WHAT IS NEEDED: Retype all of the listing exactly, passing over any picture you find.

DATASET EXCERPTS:
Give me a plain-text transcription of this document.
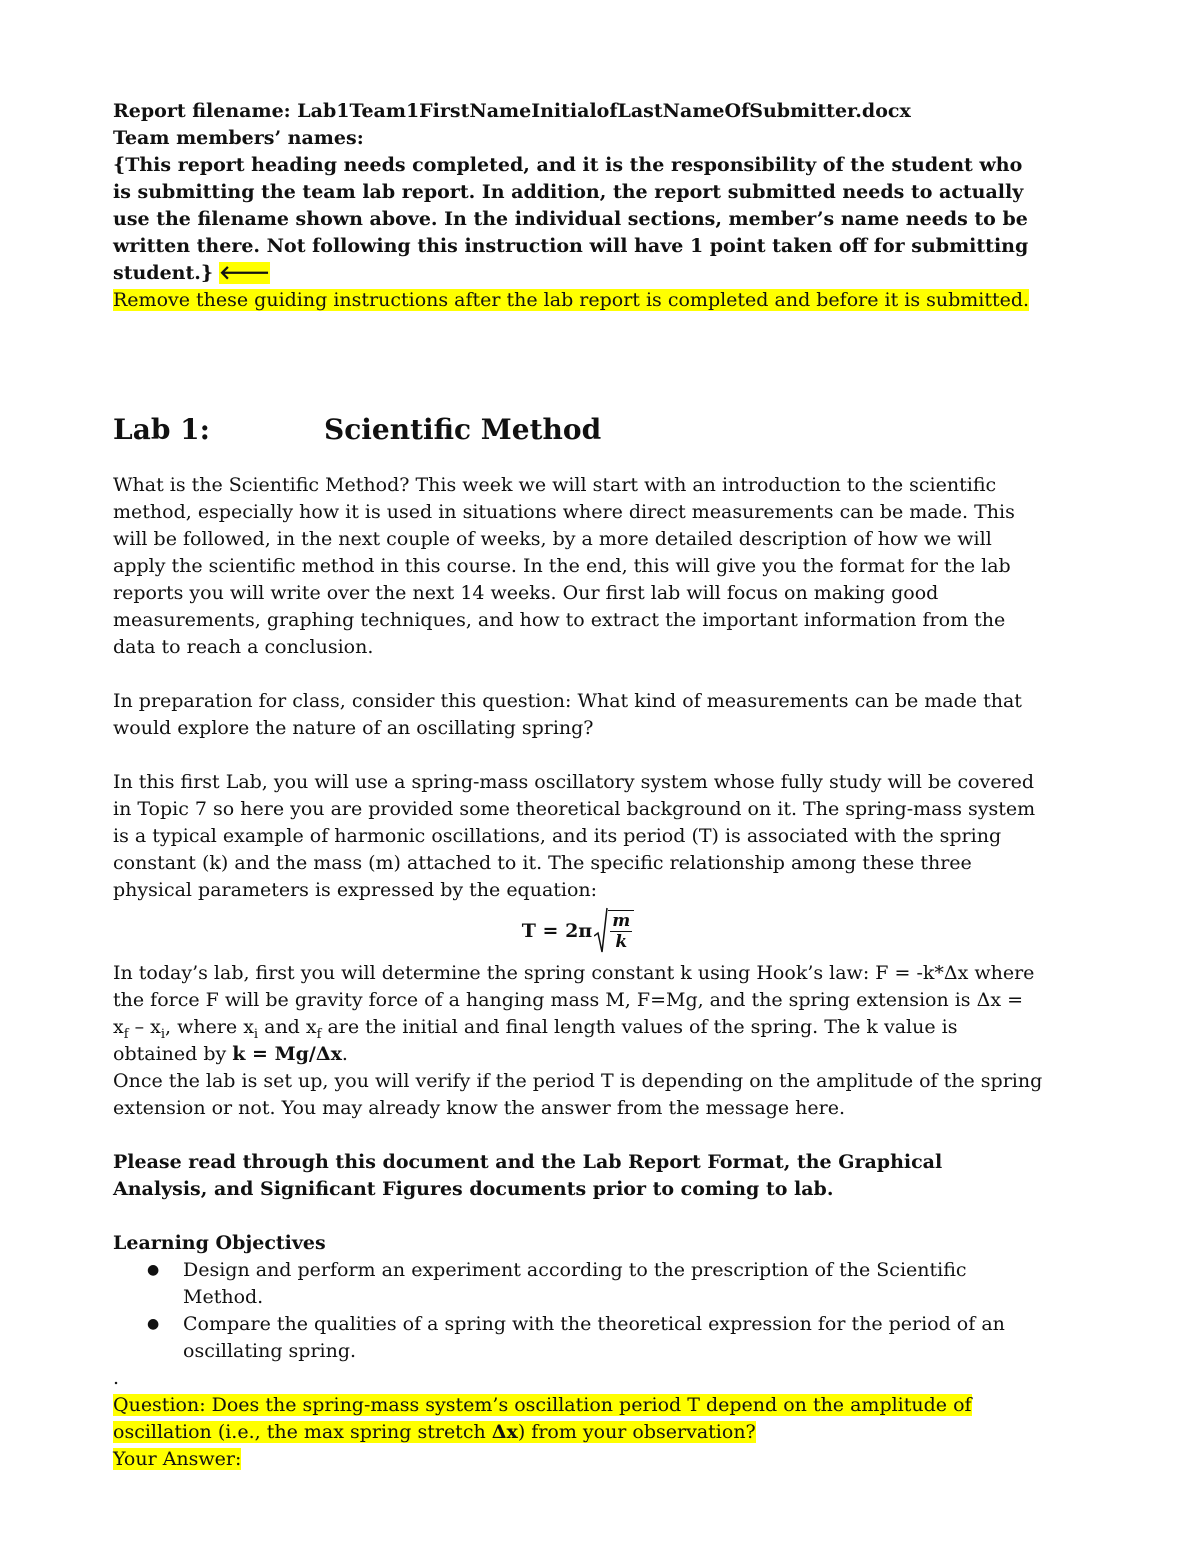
Report filename: Lab1Team1FirstNameInitialofLastNameOfSubmitter.docx

Team members’ names:

{This report heading needs completed, and it is the responsibility of the student who is submitting the team lab report. In addition, the report submitted needs to actually use the filename shown above. In the individual sections, member’s name needs to be written there. Not following this instruction will have 1 point taken off for submitting student.} 🡐
Remove these guiding instructions after the lab report is completed and before it is submitted.

Lab 1:	Scientific Method

What is the Scientific Method? This week we will start with an introduction to the scientific method, especially how it is used in situations where direct measurements can be made. This will be followed, in the next couple of weeks, by a more detailed description of how we will apply the scientific method in this course. In the end, this will give you the format for the lab reports you will write over the next 14 weeks. Our first lab will focus on making good measurements, graphing techniques, and how to extract the important information from the data to reach a conclusion.

In preparation for class, consider this question: What kind of measurements can be made that would explore the nature of an oscillating spring?

In this first Lab, you will use a spring-mass oscillatory system whose fully study will be covered in Topic 7 so here you are provided some theoretical background on it. The spring-mass system is a typical example of harmonic oscillations, and its period (T) is associated with the spring constant (k) and the mass (m) attached to it. The specific relationship among these three physical parameters is expressed by the equation:

$T = 2\pi \frac{m}{k}$

In today’s lab, first you will determine the spring constant k using Hook’s law: F = -k*Δx where the force F will be gravity force of a hanging mass M, F=Mg, and the spring extension is $\Delta x = x_f - x_i$, where $x_i$ and $x_f$ are the initial and final length values of the spring. The k value is obtained by k = Mg/Δx.

Once the lab is set up, you will verify if the period T is depending on the amplitude of the spring extension or not. You may already know the answer from the message here.

Please read through this document and the Lab Report Format, the Graphical Analysis, and Significant Figures documents prior to coming to lab.

Learning Objectives

● Design and perform an experiment according to the prescription of the Scientific Method.
● Compare the qualities of a spring with the theoretical expression for the period of an oscillating spring.

.

Question: Does the spring-mass system’s oscillation period T depend on the amplitude of oscillation (i.e., the max spring stretch Δx) from your observation?
Your Answer:
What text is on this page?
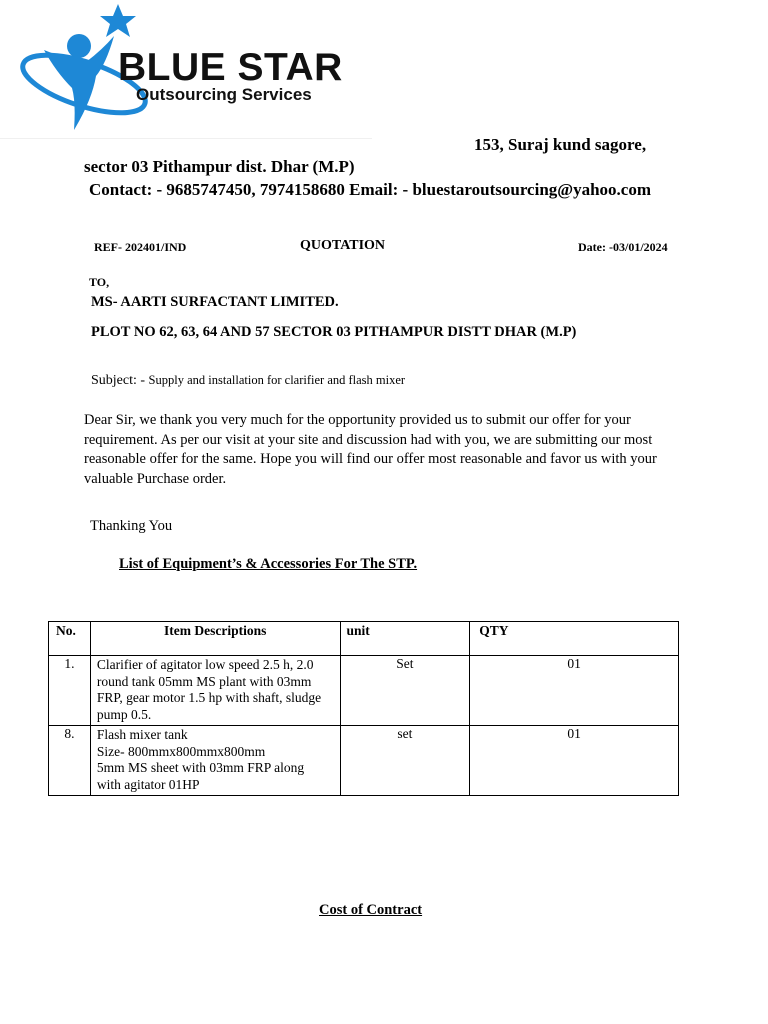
BLUE STAR
Outsourcing Services
153, Suraj kund sagore,
sector 03 Pithampur dist. Dhar (M.P)
Contact: - 9685747450, 7974158680 Email: - bluestaroutsourcing@yahoo.com
REF- 202401/IND	QUOTATION	Date: -03/01/2024
TO,
MS- AARTI SURFACTANT LIMITED.
PLOT NO 62, 63, 64 AND 57 SECTOR 03 PITHAMPUR DISTT DHAR (M.P)
Subject: - Supply and installation for clarifier and flash mixer
Dear Sir, we thank you very much for the opportunity provided us to submit our offer for your requirement. As per our visit at your site and discussion had with you, we are submitting our most reasonable offer for the same. Hope you will find our offer most reasonable and favor us with your valuable Purchase order.
Thanking You
List of Equipment’s & Accessories For The STP.
No.	Item Descriptions	unit	QTY
1.	Clarifier of agitator low speed 2.5 h, 2.0
round tank 05mm MS plant with 03mm
FRP, gear motor 1.5 hp with shaft, sludge
pump 0.5.	Set	01
8.	Flash mixer tank
Size- 800mmx800mmx800mm
5mm MS sheet with 03mm FRP along
with agitator 01HP	set	01
Cost of Contract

SOLUTION BELOW:
Give me a plain-text transcription of this document.
Report filename: Lab1Team1FirstNameInitialofLastNameOfSubmitter.docx

Team members’ names:

{This report heading needs completed, and it is the responsibility of the student who is submitting the team lab report. In addition, the report submitted needs to actually use the filename shown above. In the individual sections, member’s name needs to be written there. Not following this instruction will have 1 point taken off for submitting student.} 🡐
Remove these guiding instructions after the lab report is completed and before it is submitted.

Lab 1:	Scientific Method

What is the Scientific Method? This week we will start with an introduction to the scientific method, especially how it is used in situations where direct measurements can be made. This will be followed, in the next couple of weeks, by a more detailed description of how we will apply the scientific method in this course. In the end, this will give you the format for the lab reports you will write over the next 14 weeks. Our first lab will focus on making good measurements, graphing techniques, and how to extract the important information from the data to reach a conclusion.

In preparation for class, consider this question: What kind of measurements can be made that would explore the nature of an oscillating spring?

In this first Lab, you will use a spring-mass oscillatory system whose fully study will be covered in Topic 7 so here you are provided some theoretical background on it. The spring-mass system is a typical example of harmonic oscillations, and its period (T) is associated with the spring constant (k) and the mass (m) attached to it. The specific relationship among these three physical parameters is expressed by the equation:

$T = 2\pi \frac{m}{k}$

In today’s lab, first you will determine the spring constant k using Hook’s law: F = -k*Δx where the force F will be gravity force of a hanging mass M, F=Mg, and the spring extension is $\Delta x = x_f - x_i$, where $x_i$ and $x_f$ are the initial and final length values of the spring. The k value is obtained by k = Mg/Δx.

Once the lab is set up, you will verify if the period T is depending on the amplitude of the spring extension or not. You may already know the answer from the message here.

Please read through this document and the Lab Report Format, the Graphical Analysis, and Significant Figures documents prior to coming to lab.

Learning Objectives

● Design and perform an experiment according to the prescription of the Scientific Method.
● Compare the qualities of a spring with the theoretical expression for the period of an oscillating spring.

.

Question: Does the spring-mass system’s oscillation period T depend on the amplitude of oscillation (i.e., the max spring stretch Δx) from your observation?
Your Answer:
What text is on this page?
BLUE STAR
Outsourcing Services
153, Suraj kund sagore,
sector 03 Pithampur dist. Dhar (M.P)
Contact: - 9685747450, 7974158680 Email: - bluestaroutsourcing@yahoo.com
REF- 202401/IND	QUOTATION	Date: -03/01/2024
TO,
MS- AARTI SURFACTANT LIMITED.
PLOT NO 62, 63, 64 AND 57 SECTOR 03 PITHAMPUR DISTT DHAR (M.P)
Subject: - Supply and installation for clarifier and flash mixer
Dear Sir, we thank you very much for the opportunity provided us to submit our offer for your requirement. As per our visit at your site and discussion had with you, we are submitting our most reasonable offer for the same. Hope you will find our offer most reasonable and favor us with your valuable Purchase order.
Thanking You
List of Equipment’s & Accessories For The STP.
No.	Item Descriptions	unit	QTY
1.	Clarifier of agitator low speed 2.5 h, 2.0
round tank 05mm MS plant with 03mm
FRP, gear motor 1.5 hp with shaft, sludge
pump 0.5.	Set	01
8.	Flash mixer tank
Size- 800mmx800mmx800mm
5mm MS sheet with 03mm FRP along
with agitator 01HP	set	01
Cost of Contract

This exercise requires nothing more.